Task brief> Your task is to repeat, word for word, the line containing "Transcribe the text in this document." and all lines that follow it to the end of the material, and no other lines.

--- begin Material provided ---

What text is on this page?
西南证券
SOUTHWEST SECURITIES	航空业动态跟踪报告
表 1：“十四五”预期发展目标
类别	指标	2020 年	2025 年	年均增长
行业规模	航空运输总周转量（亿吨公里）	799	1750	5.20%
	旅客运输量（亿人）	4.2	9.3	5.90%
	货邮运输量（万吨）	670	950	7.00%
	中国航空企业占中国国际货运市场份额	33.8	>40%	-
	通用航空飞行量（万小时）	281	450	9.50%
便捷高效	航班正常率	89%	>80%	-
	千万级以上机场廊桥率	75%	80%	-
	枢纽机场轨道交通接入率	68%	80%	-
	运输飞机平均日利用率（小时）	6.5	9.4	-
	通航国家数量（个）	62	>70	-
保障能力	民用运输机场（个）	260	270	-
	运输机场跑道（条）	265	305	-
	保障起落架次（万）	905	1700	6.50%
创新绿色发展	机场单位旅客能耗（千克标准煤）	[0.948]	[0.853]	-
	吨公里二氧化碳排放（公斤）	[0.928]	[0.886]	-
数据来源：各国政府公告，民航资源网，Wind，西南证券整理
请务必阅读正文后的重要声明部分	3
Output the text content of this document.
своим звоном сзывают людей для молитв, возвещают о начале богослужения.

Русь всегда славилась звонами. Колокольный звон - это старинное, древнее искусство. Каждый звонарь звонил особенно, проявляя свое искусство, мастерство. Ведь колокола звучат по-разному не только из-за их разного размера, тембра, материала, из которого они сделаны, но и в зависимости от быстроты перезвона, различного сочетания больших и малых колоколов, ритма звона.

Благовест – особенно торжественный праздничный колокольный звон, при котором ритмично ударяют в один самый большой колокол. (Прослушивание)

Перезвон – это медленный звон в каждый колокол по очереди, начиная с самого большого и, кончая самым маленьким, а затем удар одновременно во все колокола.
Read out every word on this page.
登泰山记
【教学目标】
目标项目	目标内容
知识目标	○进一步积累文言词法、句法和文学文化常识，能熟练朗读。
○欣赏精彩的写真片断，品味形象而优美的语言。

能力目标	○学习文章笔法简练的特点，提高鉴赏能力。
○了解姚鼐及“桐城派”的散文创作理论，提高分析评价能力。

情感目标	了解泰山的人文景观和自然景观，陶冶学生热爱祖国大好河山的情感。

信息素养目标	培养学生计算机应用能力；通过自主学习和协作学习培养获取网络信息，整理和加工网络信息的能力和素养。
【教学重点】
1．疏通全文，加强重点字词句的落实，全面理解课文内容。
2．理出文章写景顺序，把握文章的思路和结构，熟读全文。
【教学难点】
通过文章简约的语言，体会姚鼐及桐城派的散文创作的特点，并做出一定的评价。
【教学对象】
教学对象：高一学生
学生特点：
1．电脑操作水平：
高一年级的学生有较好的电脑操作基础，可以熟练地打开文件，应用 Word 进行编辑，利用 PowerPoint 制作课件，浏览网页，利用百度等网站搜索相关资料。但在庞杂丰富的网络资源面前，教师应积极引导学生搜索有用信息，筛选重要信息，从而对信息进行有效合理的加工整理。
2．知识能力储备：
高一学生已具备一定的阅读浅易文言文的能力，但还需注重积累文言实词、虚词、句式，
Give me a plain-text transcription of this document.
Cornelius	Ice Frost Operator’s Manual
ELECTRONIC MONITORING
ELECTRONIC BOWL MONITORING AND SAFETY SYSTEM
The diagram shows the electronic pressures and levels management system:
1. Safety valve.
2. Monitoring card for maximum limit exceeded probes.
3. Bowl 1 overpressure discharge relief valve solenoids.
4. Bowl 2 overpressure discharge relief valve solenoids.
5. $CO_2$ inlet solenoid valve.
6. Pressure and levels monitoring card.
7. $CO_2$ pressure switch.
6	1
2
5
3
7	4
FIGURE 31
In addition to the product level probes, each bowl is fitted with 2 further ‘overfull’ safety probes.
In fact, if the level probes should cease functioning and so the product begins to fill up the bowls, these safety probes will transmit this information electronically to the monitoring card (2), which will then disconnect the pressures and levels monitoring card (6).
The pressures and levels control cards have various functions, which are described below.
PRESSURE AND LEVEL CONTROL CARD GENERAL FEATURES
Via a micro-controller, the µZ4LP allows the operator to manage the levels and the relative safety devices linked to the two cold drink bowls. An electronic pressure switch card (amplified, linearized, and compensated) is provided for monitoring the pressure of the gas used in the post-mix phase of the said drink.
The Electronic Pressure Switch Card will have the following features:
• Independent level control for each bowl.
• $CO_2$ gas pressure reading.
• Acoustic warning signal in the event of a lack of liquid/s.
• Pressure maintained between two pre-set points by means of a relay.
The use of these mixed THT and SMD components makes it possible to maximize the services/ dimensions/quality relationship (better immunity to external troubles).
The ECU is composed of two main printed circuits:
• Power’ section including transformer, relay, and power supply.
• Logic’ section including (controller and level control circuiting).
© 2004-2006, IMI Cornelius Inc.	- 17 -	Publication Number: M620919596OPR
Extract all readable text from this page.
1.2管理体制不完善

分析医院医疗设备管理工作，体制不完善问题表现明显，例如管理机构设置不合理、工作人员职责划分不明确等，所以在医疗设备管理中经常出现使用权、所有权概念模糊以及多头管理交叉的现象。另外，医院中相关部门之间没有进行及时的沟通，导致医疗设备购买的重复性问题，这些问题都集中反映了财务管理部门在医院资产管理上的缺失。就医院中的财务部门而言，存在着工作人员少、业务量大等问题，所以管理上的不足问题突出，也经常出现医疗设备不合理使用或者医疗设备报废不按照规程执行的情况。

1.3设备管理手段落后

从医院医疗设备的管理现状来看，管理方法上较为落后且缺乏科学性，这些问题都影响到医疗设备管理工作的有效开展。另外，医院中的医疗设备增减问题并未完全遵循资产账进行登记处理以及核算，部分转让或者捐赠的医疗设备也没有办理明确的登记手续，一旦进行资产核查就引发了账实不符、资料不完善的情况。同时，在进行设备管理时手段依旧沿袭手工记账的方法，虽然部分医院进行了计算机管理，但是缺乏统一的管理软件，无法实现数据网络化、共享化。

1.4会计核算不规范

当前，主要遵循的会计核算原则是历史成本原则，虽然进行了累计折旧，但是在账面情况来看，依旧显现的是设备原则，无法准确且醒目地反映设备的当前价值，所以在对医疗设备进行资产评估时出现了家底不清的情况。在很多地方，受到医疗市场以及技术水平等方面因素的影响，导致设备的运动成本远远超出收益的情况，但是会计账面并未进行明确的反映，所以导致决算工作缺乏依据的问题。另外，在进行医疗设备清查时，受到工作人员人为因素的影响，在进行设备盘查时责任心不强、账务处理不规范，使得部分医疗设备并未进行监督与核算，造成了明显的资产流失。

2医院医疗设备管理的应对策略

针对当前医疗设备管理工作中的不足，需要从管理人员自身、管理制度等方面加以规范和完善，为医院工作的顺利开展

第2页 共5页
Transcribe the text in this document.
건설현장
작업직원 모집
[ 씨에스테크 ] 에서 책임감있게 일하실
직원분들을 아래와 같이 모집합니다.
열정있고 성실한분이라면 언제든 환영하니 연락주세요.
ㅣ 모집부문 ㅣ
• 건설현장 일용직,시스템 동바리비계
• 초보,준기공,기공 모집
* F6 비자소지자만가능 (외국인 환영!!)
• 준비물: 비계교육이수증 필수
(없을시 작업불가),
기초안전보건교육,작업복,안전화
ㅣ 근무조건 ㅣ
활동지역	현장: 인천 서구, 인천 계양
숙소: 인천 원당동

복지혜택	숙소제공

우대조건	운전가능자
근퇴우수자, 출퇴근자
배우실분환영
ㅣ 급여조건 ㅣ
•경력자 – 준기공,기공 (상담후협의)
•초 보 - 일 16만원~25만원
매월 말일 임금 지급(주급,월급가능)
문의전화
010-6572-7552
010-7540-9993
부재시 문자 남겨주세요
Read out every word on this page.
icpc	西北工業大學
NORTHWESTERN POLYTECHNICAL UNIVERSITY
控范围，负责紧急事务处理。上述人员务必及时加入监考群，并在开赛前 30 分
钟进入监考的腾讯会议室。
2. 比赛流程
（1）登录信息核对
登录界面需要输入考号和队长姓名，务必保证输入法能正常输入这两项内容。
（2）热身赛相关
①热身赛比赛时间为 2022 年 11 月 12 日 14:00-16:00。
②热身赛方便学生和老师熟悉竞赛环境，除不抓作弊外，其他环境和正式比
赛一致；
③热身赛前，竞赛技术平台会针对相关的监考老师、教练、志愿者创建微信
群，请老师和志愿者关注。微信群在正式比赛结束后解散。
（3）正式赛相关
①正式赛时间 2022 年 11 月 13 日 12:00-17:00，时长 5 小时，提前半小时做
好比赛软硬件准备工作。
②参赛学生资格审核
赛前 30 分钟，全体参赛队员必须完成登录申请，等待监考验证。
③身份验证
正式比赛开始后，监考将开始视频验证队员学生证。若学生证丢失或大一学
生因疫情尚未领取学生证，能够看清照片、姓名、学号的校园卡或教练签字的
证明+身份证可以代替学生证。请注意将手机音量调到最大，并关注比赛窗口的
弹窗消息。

--- end Material provided ---

Complete output>
Transcribe the text in this document.
건설현장
작업직원 모집
[ 씨에스테크 ] 에서 책임감있게 일하실
직원분들을 아래와 같이 모집합니다.
열정있고 성실한분이라면 언제든 환영하니 연락주세요.
ㅣ 모집부문 ㅣ
• 건설현장 일용직,시스템 동바리비계
• 초보,준기공,기공 모집
* F6 비자소지자만가능 (외국인 환영!!)
• 준비물: 비계교육이수증 필수
(없을시 작업불가),
기초안전보건교육,작업복,안전화
ㅣ 근무조건 ㅣ
활동지역	현장: 인천 서구, 인천 계양
숙소: 인천 원당동

복지혜택	숙소제공

우대조건	운전가능자
근퇴우수자, 출퇴근자
배우실분환영
ㅣ 급여조건 ㅣ
•경력자 – 준기공,기공 (상담후협의)
•초 보 - 일 16만원~25만원
매월 말일 임금 지급(주급,월급가능)
문의전화
010-6572-7552
010-7540-9993
부재시 문자 남겨주세요
Read out every word on this page.
icpc	西北工業大學
NORTHWESTERN POLYTECHNICAL UNIVERSITY
控范围，负责紧急事务处理。上述人员务必及时加入监考群，并在开赛前 30 分
钟进入监考的腾讯会议室。
2. 比赛流程
（1）登录信息核对
登录界面需要输入考号和队长姓名，务必保证输入法能正常输入这两项内容。
（2）热身赛相关
①热身赛比赛时间为 2022 年 11 月 12 日 14:00-16:00。
②热身赛方便学生和老师熟悉竞赛环境，除不抓作弊外，其他环境和正式比
赛一致；
③热身赛前，竞赛技术平台会针对相关的监考老师、教练、志愿者创建微信
群，请老师和志愿者关注。微信群在正式比赛结束后解散。
（3）正式赛相关
①正式赛时间 2022 年 11 月 13 日 12:00-17:00，时长 5 小时，提前半小时做
好比赛软硬件准备工作。
②参赛学生资格审核
赛前 30 分钟，全体参赛队员必须完成登录申请，等待监考验证。
③身份验证
正式比赛开始后，监考将开始视频验证队员学生证。若学生证丢失或大一学
生因疫情尚未领取学生证，能够看清照片、姓名、学号的校园卡或教练签字的
证明+身份证可以代替学生证。请注意将手机音量调到最大，并关注比赛窗口的
弹窗消息。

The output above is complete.